- Given exercise -
State the number of lines in the material below that have "presented" in them, without any other text.

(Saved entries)

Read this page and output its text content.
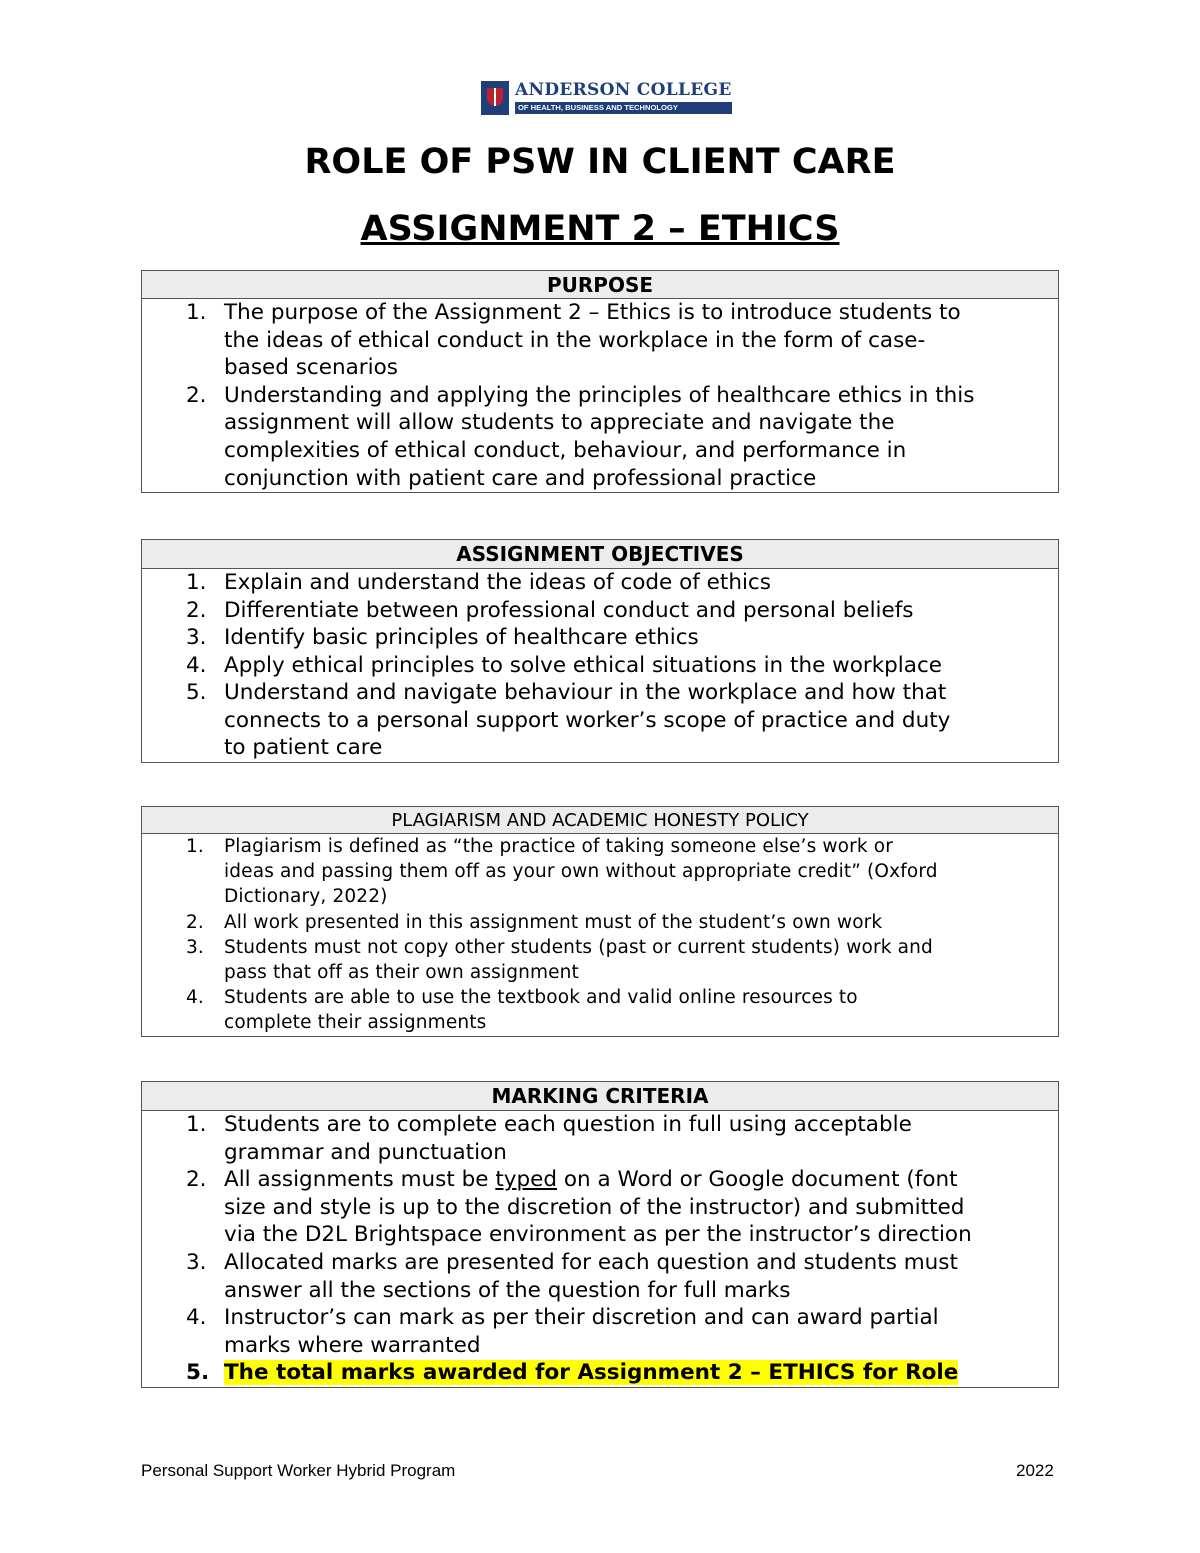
ANDERSON COLLEGE
OF HEALTH, BUSINESS AND TECHNOLOGY
ROLE OF PSW IN CLIENT CARE
ASSIGNMENT 2 – ETHICS
PURPOSE
1. The purpose of the Assignment 2 – Ethics is to introduce students to
the ideas of ethical conduct in the workplace in the form of case-
based scenarios
2. Understanding and applying the principles of healthcare ethics in this
assignment will allow students to appreciate and navigate the
complexities of ethical conduct, behaviour, and performance in
conjunction with patient care and professional practice
ASSIGNMENT OBJECTIVES
1. Explain and understand the ideas of code of ethics
2. Differentiate between professional conduct and personal beliefs
3. Identify basic principles of healthcare ethics
4. Apply ethical principles to solve ethical situations in the workplace
5. Understand and navigate behaviour in the workplace and how that
connects to a personal support worker’s scope of practice and duty
to patient care
PLAGIARISM AND ACADEMIC HONESTY POLICY
1.	Plagiarism is defined as “the practice of taking someone else’s work or
ideas and passing them off as your own without appropriate credit” (Oxford
Dictionary, 2022)
2.	All work presented in this assignment must of the student’s own work
3.	Students must not copy other students (past or current students) work and
pass that off as their own assignment
4.	Students are able to use the textbook and valid online resources to
complete their assignments
MARKING CRITERIA
1. Students are to complete each question in full using acceptable
grammar and punctuation
2. All assignments must be typed on a Word or Google document (font
size and style is up to the discretion of the instructor) and submitted
via the D2L Brightspace environment as per the instructor’s direction
3. Allocated marks are presented for each question and students must
answer all the sections of the question for full marks
4. Instructor’s can mark as per their discretion and can award partial
marks where warranted
5. The total marks awarded for Assignment 2 – ETHICS for Role
Personal Support Worker Hybrid Program	2022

- Output for this exercise -
2